• WHAT THE TASK ASKS: Without the pictures, print each of the records below exactly as it appears.

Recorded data
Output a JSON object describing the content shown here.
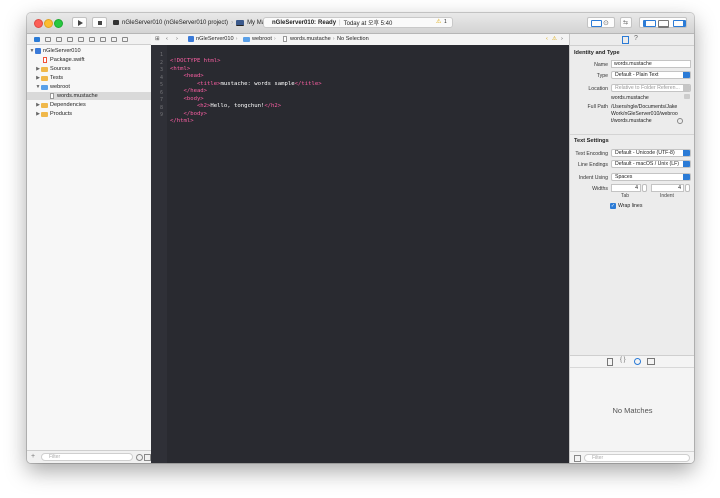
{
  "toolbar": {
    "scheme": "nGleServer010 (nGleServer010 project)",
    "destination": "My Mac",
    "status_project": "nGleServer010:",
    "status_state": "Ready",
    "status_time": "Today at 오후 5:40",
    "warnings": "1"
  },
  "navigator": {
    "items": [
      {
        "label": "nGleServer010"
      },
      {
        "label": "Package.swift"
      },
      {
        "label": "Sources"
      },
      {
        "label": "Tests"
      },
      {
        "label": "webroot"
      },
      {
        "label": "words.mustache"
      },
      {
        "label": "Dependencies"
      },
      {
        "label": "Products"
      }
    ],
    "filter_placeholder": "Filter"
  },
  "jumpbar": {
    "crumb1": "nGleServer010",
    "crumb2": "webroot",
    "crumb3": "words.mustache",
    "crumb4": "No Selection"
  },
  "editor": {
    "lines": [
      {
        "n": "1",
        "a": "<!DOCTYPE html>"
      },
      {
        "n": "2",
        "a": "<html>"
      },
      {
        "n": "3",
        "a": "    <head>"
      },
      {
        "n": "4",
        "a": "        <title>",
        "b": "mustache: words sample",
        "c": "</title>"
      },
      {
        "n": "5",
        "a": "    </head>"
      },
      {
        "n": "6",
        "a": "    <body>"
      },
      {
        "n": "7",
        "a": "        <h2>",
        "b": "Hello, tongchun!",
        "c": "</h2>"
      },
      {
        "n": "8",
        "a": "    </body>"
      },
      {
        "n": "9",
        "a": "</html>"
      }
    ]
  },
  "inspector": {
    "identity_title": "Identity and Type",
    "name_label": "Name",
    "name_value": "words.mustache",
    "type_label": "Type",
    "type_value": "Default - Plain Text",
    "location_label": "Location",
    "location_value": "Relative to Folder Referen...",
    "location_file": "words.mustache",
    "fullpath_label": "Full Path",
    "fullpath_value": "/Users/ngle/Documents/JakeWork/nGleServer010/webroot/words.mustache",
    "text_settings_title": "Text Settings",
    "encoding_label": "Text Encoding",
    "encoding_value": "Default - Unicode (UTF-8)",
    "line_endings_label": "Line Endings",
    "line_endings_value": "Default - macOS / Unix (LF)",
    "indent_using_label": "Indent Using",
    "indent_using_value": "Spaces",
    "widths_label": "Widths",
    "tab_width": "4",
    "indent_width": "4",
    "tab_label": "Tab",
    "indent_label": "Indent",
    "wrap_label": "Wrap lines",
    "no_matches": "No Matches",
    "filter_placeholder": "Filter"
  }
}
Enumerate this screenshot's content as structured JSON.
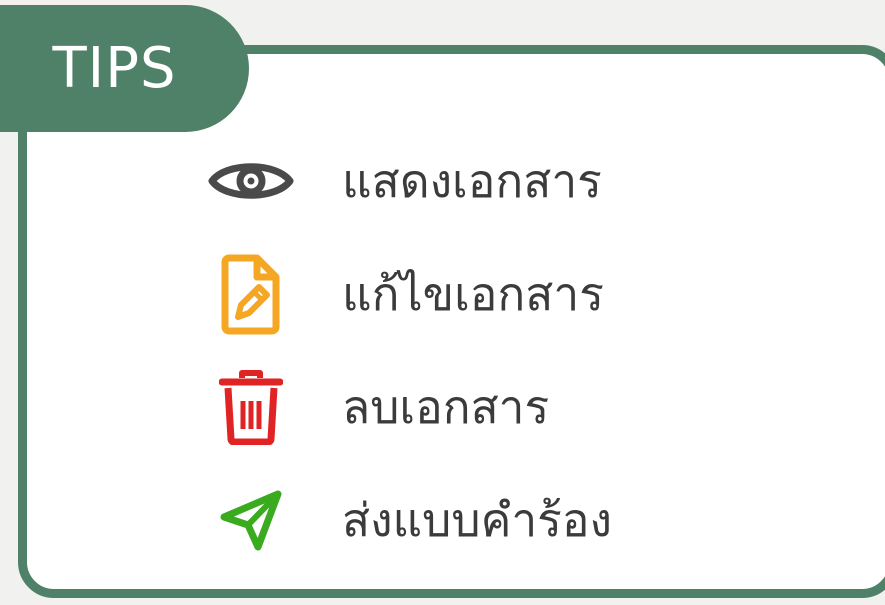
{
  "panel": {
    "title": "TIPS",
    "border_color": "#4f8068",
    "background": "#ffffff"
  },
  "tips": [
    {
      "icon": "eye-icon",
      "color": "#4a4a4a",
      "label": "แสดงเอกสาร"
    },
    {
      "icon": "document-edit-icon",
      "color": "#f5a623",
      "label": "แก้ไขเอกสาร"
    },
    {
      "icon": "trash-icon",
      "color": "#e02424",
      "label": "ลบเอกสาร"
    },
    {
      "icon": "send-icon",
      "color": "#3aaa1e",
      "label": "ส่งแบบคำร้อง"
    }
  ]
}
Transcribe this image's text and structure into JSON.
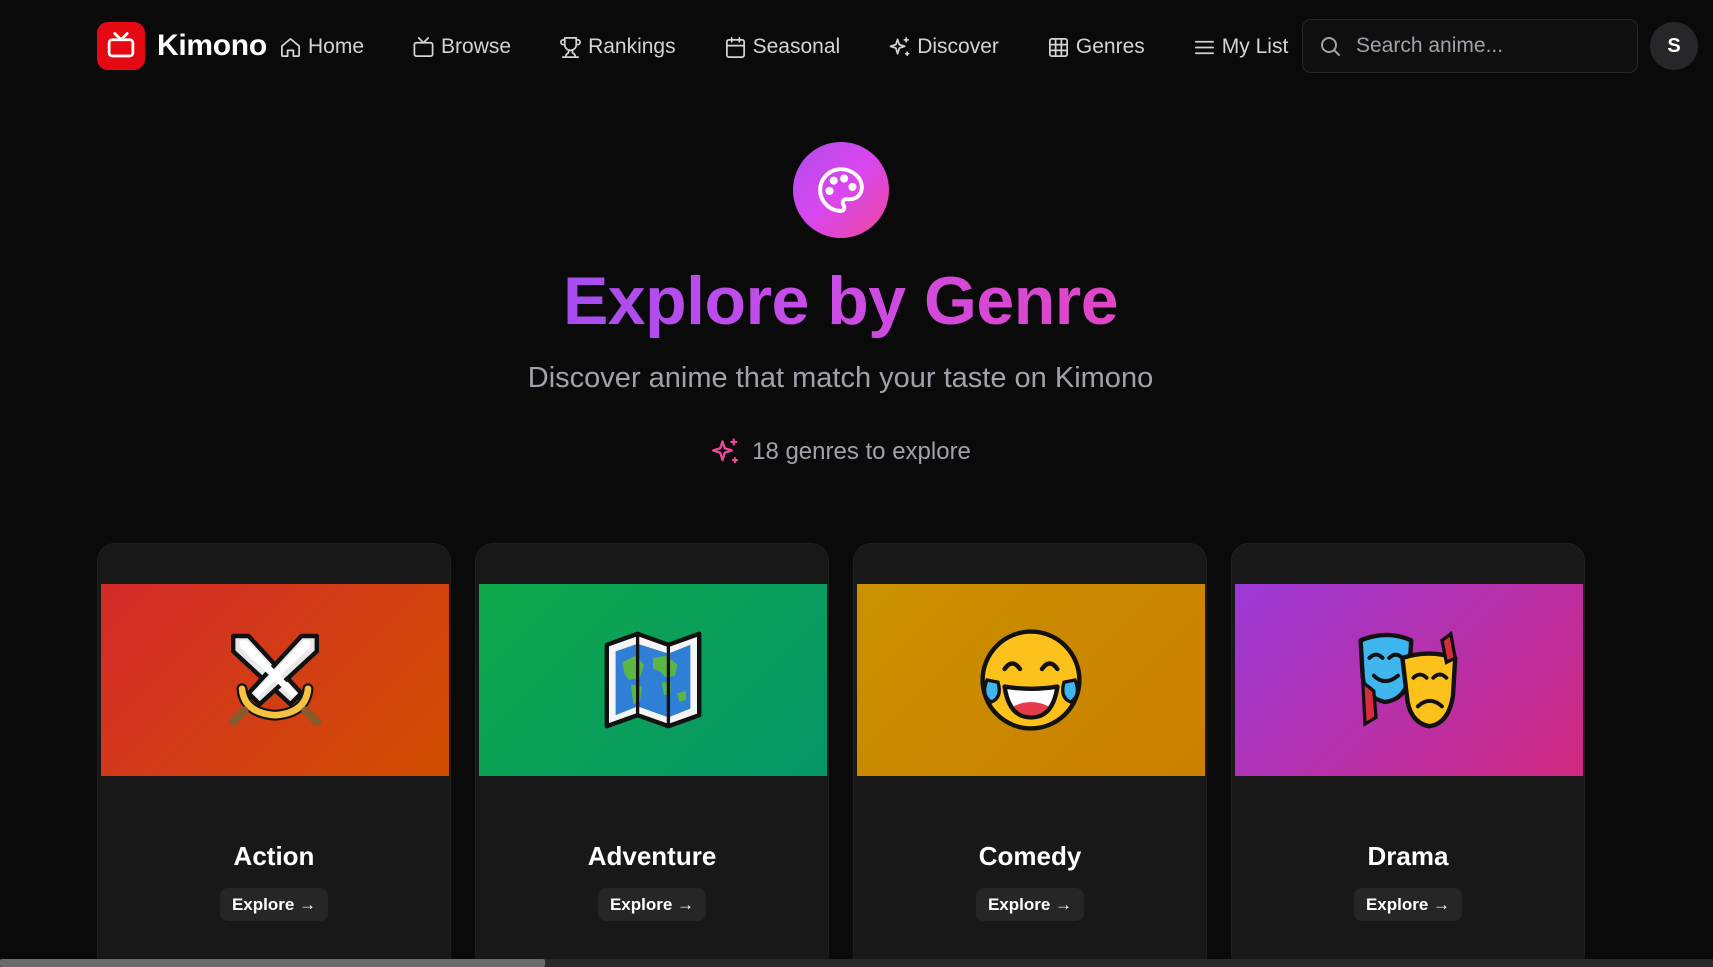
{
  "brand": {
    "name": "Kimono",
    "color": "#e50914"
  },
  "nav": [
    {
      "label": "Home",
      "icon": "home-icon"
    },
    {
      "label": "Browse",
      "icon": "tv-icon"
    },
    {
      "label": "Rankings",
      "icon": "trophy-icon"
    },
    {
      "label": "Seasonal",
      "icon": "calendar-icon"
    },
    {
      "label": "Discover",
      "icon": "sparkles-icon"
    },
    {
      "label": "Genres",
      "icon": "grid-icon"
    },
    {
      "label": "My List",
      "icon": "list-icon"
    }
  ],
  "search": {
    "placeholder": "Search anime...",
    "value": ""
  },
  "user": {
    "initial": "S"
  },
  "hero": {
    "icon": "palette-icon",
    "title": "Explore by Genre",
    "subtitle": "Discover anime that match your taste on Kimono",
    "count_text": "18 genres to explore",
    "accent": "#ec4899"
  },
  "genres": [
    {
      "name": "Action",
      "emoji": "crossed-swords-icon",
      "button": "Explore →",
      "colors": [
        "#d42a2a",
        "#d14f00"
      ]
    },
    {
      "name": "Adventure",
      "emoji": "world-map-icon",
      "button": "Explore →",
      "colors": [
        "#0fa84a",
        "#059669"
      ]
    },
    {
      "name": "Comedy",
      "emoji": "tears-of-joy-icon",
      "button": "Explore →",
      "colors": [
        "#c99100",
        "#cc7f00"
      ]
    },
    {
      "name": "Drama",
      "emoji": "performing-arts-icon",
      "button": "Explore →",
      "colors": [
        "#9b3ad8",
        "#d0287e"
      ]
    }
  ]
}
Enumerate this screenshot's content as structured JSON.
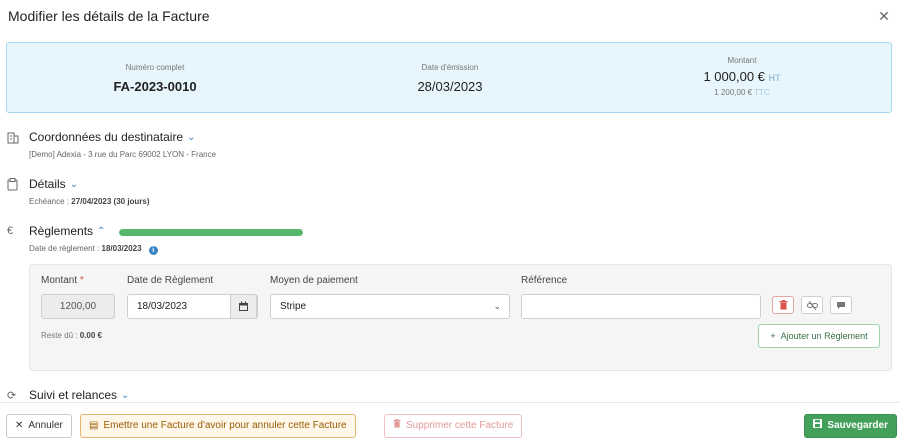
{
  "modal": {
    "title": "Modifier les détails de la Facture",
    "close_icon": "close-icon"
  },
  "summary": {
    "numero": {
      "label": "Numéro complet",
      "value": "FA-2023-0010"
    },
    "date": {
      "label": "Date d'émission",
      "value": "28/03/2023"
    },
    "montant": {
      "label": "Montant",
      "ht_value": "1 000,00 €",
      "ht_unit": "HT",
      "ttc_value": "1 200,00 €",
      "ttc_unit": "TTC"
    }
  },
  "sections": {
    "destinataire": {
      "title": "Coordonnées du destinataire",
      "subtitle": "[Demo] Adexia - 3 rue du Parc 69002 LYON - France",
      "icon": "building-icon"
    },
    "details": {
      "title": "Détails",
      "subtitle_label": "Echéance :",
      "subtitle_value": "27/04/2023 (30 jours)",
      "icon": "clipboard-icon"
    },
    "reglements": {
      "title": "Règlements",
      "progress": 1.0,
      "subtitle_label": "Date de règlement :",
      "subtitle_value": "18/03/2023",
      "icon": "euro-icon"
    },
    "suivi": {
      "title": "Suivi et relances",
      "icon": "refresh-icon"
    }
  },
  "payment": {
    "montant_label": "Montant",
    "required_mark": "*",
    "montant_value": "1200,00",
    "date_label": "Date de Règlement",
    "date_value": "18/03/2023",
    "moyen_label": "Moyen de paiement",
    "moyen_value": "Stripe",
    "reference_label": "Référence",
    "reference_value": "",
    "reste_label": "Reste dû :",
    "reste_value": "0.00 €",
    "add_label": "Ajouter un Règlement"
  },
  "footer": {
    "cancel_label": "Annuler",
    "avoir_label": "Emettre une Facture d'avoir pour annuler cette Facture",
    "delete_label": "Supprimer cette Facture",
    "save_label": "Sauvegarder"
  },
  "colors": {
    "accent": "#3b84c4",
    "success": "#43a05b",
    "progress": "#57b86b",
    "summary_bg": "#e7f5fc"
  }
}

• RESULT:
Output a JSON object describing the content shown here.
{
  "toolbar": {
    "scheme": "nGleServer010 (nGleServer010 project)",
    "destination": "My Mac",
    "status_project": "nGleServer010:",
    "status_state": "Ready",
    "status_time": "Today at 오후 5:40",
    "warnings": "1"
  },
  "navigator": {
    "items": [
      {
        "label": "nGleServer010"
      },
      {
        "label": "Package.swift"
      },
      {
        "label": "Sources"
      },
      {
        "label": "Tests"
      },
      {
        "label": "webroot"
      },
      {
        "label": "words.mustache"
      },
      {
        "label": "Dependencies"
      },
      {
        "label": "Products"
      }
    ],
    "filter_placeholder": "Filter"
  },
  "jumpbar": {
    "crumb1": "nGleServer010",
    "crumb2": "webroot",
    "crumb3": "words.mustache",
    "crumb4": "No Selection"
  },
  "editor": {
    "lines": [
      {
        "n": "1",
        "a": "<!DOCTYPE html>"
      },
      {
        "n": "2",
        "a": "<html>"
      },
      {
        "n": "3",
        "a": "    <head>"
      },
      {
        "n": "4",
        "a": "        <title>",
        "b": "mustache: words sample",
        "c": "</title>"
      },
      {
        "n": "5",
        "a": "    </head>"
      },
      {
        "n": "6",
        "a": "    <body>"
      },
      {
        "n": "7",
        "a": "        <h2>",
        "b": "Hello, tongchun!",
        "c": "</h2>"
      },
      {
        "n": "8",
        "a": "    </body>"
      },
      {
        "n": "9",
        "a": "</html>"
      }
    ]
  },
  "inspector": {
    "identity_title": "Identity and Type",
    "name_label": "Name",
    "name_value": "words.mustache",
    "type_label": "Type",
    "type_value": "Default - Plain Text",
    "location_label": "Location",
    "location_value": "Relative to Folder Referen...",
    "location_file": "words.mustache",
    "fullpath_label": "Full Path",
    "fullpath_value": "/Users/ngle/Documents/JakeWork/nGleServer010/webroot/words.mustache",
    "text_settings_title": "Text Settings",
    "encoding_label": "Text Encoding",
    "encoding_value": "Default - Unicode (UTF-8)",
    "line_endings_label": "Line Endings",
    "line_endings_value": "Default - macOS / Unix (LF)",
    "indent_using_label": "Indent Using",
    "indent_using_value": "Spaces",
    "widths_label": "Widths",
    "tab_width": "4",
    "indent_width": "4",
    "tab_label": "Tab",
    "indent_label": "Indent",
    "wrap_label": "Wrap lines",
    "no_matches": "No Matches",
    "filter_placeholder": "Filter"
  }
}
Enumerate this screenshot's content as structured JSON.
{
  "panel": {
    "title": "TIPS",
    "border_color": "#4f8068",
    "background": "#ffffff"
  },
  "tips": [
    {
      "icon": "eye-icon",
      "color": "#4a4a4a",
      "label": "แสดงเอกสาร"
    },
    {
      "icon": "document-edit-icon",
      "color": "#f5a623",
      "label": "แก้ไขเอกสาร"
    },
    {
      "icon": "trash-icon",
      "color": "#e02424",
      "label": "ลบเอกสาร"
    },
    {
      "icon": "send-icon",
      "color": "#3aaa1e",
      "label": "ส่งแบบคำร้อง"
    }
  ]
}
Transcribe this image's text and structure into JSON.
{
  "brand": {
    "name": "Kimono",
    "color": "#e50914"
  },
  "nav": [
    {
      "label": "Home",
      "icon": "home-icon"
    },
    {
      "label": "Browse",
      "icon": "tv-icon"
    },
    {
      "label": "Rankings",
      "icon": "trophy-icon"
    },
    {
      "label": "Seasonal",
      "icon": "calendar-icon"
    },
    {
      "label": "Discover",
      "icon": "sparkles-icon"
    },
    {
      "label": "Genres",
      "icon": "grid-icon"
    },
    {
      "label": "My List",
      "icon": "list-icon"
    }
  ],
  "search": {
    "placeholder": "Search anime...",
    "value": ""
  },
  "user": {
    "initial": "S"
  },
  "hero": {
    "icon": "palette-icon",
    "title": "Explore by Genre",
    "subtitle": "Discover anime that match your taste on Kimono",
    "count_text": "18 genres to explore",
    "accent": "#ec4899"
  },
  "genres": [
    {
      "name": "Action",
      "emoji": "crossed-swords-icon",
      "button": "Explore →",
      "colors": [
        "#d42a2a",
        "#d14f00"
      ]
    },
    {
      "name": "Adventure",
      "emoji": "world-map-icon",
      "button": "Explore →",
      "colors": [
        "#0fa84a",
        "#059669"
      ]
    },
    {
      "name": "Comedy",
      "emoji": "tears-of-joy-icon",
      "button": "Explore →",
      "colors": [
        "#c99100",
        "#cc7f00"
      ]
    },
    {
      "name": "Drama",
      "emoji": "performing-arts-icon",
      "button": "Explore →",
      "colors": [
        "#9b3ad8",
        "#d0287e"
      ]
    }
  ]
}
Enumerate this screenshot's content as structured JSON.
{
  "modal": {
    "title": "Modifier les détails de la Facture",
    "close_icon": "close-icon"
  },
  "summary": {
    "numero": {
      "label": "Numéro complet",
      "value": "FA-2023-0010"
    },
    "date": {
      "label": "Date d'émission",
      "value": "28/03/2023"
    },
    "montant": {
      "label": "Montant",
      "ht_value": "1 000,00 €",
      "ht_unit": "HT",
      "ttc_value": "1 200,00 €",
      "ttc_unit": "TTC"
    }
  },
  "sections": {
    "destinataire": {
      "title": "Coordonnées du destinataire",
      "subtitle": "[Demo] Adexia - 3 rue du Parc 69002 LYON - France",
      "icon": "building-icon"
    },
    "details": {
      "title": "Détails",
      "subtitle_label": "Echéance :",
      "subtitle_value": "27/04/2023 (30 jours)",
      "icon": "clipboard-icon"
    },
    "reglements": {
      "title": "Règlements",
      "progress": 1.0,
      "subtitle_label": "Date de règlement :",
      "subtitle_value": "18/03/2023",
      "icon": "euro-icon"
    },
    "suivi": {
      "title": "Suivi et relances",
      "icon": "refresh-icon"
    }
  },
  "payment": {
    "montant_label": "Montant",
    "required_mark": "*",
    "montant_value": "1200,00",
    "date_label": "Date de Règlement",
    "date_value": "18/03/2023",
    "moyen_label": "Moyen de paiement",
    "moyen_value": "Stripe",
    "reference_label": "Référence",
    "reference_value": "",
    "reste_label": "Reste dû :",
    "reste_value": "0.00 €",
    "add_label": "Ajouter un Règlement"
  },
  "footer": {
    "cancel_label": "Annuler",
    "avoir_label": "Emettre une Facture d'avoir pour annuler cette Facture",
    "delete_label": "Supprimer cette Facture",
    "save_label": "Sauvegarder"
  },
  "colors": {
    "accent": "#3b84c4",
    "success": "#43a05b",
    "progress": "#57b86b",
    "summary_bg": "#e7f5fc"
  }
}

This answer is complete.